* **Your goal**
Identify every line in the records below that contains the word "Controle", and reproduce each one.
»»
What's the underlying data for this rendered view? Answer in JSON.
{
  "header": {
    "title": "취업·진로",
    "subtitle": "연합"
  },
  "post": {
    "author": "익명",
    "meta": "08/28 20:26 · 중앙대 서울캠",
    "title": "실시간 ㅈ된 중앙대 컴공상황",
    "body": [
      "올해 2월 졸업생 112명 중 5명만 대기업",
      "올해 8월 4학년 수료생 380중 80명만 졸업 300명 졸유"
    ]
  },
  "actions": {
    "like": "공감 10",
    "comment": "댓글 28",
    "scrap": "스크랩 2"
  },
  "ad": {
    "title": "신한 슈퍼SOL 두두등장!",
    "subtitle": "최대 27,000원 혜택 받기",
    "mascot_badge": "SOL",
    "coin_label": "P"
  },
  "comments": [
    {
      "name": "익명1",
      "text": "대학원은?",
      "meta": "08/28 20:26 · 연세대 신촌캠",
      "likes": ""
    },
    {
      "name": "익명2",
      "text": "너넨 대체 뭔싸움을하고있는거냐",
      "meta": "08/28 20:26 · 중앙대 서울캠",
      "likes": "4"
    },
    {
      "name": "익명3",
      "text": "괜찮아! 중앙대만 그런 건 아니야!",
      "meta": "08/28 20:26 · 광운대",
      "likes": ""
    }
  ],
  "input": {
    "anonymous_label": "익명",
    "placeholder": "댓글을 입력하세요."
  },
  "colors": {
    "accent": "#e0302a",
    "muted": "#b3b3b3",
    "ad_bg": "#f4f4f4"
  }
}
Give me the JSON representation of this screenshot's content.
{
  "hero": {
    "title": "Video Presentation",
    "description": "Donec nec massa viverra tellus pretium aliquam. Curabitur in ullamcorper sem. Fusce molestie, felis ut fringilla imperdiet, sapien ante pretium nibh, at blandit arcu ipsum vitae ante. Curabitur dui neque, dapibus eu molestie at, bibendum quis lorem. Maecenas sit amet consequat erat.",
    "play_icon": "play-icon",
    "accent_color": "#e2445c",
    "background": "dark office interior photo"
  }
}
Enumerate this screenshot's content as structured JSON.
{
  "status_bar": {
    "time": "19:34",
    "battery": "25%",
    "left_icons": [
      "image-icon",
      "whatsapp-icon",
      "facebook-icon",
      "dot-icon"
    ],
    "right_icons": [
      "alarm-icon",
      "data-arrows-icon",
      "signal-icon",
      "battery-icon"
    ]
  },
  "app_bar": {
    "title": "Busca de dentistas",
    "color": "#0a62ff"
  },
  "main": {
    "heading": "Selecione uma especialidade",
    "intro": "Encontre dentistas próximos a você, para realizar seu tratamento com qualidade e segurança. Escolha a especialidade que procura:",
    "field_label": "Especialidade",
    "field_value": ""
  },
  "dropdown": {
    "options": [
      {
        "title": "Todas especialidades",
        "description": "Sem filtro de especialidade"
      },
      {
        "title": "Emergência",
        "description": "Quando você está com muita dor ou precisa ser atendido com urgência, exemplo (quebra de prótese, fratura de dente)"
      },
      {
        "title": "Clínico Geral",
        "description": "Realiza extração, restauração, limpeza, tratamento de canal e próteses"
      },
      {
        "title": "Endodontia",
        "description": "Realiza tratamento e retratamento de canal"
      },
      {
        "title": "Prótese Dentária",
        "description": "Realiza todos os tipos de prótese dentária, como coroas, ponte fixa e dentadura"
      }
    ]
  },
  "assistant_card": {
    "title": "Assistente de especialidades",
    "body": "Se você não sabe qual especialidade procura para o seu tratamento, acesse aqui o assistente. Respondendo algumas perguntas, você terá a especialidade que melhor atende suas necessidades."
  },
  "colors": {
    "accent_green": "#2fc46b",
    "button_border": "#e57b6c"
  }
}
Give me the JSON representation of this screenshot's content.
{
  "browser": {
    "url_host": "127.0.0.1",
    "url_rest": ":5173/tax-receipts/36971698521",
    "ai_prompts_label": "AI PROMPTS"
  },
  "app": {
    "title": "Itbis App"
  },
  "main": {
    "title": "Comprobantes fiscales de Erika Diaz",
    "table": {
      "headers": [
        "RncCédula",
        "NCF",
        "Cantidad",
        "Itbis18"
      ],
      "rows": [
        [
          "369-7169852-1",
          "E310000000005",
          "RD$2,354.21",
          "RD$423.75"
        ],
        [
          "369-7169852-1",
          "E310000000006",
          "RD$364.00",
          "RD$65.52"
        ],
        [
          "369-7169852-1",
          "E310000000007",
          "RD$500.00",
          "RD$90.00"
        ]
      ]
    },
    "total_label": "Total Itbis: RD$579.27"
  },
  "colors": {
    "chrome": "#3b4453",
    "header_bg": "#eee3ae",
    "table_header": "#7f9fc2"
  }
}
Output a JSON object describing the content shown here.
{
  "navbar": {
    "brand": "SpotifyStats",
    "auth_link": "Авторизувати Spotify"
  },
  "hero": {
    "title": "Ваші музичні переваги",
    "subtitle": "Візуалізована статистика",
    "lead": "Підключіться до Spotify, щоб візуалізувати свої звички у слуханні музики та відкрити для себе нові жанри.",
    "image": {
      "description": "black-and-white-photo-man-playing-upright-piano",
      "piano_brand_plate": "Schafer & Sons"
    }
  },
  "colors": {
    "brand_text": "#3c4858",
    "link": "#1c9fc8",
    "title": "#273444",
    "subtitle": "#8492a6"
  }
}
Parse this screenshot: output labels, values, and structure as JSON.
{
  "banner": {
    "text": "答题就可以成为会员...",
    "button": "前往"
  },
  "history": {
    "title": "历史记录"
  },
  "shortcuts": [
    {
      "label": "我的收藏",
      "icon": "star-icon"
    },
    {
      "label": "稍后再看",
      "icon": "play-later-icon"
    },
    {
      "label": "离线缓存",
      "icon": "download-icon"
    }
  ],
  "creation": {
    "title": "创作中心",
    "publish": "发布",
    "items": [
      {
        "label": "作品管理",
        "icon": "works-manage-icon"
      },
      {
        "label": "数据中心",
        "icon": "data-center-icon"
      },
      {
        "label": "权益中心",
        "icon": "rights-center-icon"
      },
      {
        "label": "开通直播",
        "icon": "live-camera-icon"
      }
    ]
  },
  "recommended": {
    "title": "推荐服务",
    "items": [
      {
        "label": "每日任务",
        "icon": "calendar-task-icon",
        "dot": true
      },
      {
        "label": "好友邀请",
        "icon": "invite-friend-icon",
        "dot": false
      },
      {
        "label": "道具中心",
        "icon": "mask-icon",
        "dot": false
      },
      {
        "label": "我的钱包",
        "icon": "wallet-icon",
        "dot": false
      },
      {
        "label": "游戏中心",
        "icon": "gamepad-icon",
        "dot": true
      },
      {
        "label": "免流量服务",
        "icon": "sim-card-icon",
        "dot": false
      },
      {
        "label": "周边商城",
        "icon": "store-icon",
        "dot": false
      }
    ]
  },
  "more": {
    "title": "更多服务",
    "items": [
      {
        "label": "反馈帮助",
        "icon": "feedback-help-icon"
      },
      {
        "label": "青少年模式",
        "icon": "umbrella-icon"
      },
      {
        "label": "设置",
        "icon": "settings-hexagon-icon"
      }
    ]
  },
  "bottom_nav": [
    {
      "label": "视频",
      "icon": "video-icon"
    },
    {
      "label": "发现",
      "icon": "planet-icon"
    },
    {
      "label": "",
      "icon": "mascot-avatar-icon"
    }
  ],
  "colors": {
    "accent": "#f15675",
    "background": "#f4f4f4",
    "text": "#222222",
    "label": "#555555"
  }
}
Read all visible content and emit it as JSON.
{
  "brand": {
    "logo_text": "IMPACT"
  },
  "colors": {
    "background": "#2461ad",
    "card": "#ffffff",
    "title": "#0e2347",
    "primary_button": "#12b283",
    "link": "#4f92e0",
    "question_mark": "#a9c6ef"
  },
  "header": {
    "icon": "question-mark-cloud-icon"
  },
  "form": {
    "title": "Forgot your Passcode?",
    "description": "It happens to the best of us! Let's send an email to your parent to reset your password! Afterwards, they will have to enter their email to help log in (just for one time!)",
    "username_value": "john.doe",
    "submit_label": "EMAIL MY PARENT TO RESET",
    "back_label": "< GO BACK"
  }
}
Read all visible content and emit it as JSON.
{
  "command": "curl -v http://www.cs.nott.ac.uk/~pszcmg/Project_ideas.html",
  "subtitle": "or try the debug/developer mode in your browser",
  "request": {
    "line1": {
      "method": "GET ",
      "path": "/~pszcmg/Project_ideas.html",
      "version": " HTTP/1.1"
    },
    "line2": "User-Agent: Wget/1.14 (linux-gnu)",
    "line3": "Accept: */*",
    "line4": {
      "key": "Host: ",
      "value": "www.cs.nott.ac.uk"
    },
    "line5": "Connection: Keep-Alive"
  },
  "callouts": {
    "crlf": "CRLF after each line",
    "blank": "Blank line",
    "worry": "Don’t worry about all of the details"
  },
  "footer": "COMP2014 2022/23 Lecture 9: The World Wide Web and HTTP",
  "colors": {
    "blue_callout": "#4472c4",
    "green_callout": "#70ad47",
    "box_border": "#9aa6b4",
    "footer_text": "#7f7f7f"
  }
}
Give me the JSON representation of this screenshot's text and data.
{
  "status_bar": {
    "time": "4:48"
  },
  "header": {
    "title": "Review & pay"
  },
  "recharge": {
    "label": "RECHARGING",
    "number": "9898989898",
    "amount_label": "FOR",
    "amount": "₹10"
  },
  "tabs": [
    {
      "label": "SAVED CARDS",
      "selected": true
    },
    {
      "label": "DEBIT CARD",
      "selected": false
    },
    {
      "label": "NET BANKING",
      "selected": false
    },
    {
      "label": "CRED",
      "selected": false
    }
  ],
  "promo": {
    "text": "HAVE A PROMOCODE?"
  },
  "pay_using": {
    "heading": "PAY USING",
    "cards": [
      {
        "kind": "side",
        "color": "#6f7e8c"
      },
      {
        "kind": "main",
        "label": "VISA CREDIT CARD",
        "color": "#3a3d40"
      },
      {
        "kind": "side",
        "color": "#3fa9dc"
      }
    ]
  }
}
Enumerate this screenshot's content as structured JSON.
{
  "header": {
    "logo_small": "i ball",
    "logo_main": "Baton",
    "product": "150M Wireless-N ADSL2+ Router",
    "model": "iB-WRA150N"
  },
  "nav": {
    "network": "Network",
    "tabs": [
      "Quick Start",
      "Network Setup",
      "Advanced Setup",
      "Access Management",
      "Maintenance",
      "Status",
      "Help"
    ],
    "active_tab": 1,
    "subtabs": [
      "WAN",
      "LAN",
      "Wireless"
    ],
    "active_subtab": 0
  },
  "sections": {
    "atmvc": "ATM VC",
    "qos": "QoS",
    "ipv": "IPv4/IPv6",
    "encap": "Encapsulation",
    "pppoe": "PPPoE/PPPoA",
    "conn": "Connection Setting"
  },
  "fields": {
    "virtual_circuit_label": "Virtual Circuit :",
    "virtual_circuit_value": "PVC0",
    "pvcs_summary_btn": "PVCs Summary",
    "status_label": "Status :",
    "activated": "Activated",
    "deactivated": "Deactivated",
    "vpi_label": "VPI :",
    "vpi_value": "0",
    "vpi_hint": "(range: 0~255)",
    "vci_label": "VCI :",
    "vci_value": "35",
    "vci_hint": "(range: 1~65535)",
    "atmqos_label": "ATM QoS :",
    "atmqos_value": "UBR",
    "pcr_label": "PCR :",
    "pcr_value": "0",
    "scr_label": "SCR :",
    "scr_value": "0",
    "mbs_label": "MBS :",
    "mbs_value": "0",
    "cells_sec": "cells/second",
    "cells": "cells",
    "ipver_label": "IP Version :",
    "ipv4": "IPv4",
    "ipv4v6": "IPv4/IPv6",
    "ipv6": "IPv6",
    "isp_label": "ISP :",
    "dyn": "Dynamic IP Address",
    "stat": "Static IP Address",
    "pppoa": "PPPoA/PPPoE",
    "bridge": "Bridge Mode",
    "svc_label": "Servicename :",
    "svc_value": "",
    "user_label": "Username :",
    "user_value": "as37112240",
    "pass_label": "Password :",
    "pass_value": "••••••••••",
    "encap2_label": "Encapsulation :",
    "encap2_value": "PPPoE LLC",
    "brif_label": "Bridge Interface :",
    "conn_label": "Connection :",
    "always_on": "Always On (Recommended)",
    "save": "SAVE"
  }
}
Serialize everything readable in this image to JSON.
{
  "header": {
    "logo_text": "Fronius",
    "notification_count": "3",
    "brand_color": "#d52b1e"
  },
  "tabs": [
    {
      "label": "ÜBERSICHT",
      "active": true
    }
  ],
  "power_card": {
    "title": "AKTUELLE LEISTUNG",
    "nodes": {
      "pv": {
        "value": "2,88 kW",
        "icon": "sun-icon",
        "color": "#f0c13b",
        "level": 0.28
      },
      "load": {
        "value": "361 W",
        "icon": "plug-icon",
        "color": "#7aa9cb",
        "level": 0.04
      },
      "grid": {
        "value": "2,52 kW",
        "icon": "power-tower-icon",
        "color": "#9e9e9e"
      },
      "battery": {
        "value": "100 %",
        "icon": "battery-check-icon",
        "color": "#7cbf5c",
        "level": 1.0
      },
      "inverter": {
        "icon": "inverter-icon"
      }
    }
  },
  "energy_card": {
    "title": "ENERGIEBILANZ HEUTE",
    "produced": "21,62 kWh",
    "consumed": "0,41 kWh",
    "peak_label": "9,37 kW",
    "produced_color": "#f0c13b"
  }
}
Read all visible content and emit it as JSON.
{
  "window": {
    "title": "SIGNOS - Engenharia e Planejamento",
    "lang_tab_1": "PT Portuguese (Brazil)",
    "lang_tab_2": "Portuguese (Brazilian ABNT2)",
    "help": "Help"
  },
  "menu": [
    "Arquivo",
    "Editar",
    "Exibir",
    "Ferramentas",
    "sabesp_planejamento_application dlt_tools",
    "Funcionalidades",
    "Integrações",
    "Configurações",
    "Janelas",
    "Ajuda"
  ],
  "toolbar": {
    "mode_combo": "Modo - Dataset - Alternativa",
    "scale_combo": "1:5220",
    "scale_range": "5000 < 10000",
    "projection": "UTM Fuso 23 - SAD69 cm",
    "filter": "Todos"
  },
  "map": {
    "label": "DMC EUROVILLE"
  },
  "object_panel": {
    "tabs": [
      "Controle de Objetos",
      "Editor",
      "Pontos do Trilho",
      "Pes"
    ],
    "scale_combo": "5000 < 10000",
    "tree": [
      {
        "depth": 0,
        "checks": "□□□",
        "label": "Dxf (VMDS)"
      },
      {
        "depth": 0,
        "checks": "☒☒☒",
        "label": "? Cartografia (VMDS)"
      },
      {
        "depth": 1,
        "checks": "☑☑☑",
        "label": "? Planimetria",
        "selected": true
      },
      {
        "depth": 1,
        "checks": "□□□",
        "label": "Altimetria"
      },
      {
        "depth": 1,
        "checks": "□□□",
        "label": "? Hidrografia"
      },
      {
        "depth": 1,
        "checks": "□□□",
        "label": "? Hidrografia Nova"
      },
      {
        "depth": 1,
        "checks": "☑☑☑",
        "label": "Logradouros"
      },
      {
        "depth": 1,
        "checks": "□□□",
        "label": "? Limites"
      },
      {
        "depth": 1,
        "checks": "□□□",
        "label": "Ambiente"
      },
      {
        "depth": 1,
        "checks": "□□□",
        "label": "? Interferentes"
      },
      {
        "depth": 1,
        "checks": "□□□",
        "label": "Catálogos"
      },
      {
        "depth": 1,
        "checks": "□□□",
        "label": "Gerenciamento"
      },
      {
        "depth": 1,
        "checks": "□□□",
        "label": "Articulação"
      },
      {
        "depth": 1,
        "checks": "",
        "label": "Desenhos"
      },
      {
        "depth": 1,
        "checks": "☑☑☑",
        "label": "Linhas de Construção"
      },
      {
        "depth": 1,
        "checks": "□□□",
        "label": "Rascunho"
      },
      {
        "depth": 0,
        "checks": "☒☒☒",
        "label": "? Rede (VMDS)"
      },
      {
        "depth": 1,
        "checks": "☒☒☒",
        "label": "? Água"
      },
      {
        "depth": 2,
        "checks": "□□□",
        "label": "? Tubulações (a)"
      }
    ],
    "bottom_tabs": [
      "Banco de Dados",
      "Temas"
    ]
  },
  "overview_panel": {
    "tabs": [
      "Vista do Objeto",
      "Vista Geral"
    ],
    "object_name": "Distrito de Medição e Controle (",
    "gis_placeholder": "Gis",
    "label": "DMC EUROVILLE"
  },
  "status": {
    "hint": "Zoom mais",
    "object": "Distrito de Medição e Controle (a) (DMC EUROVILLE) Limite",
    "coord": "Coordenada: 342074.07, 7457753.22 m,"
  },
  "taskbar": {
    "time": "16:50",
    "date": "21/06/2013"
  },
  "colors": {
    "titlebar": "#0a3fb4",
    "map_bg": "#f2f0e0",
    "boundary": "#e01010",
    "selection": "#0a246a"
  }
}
««
* **Complete output**
      "Controle de Objetos",
    "object_name": "Distrito de Medição e Controle (",
    "object": "Distrito de Medição e Controle (a) (DMC EUROVILLE) Limite",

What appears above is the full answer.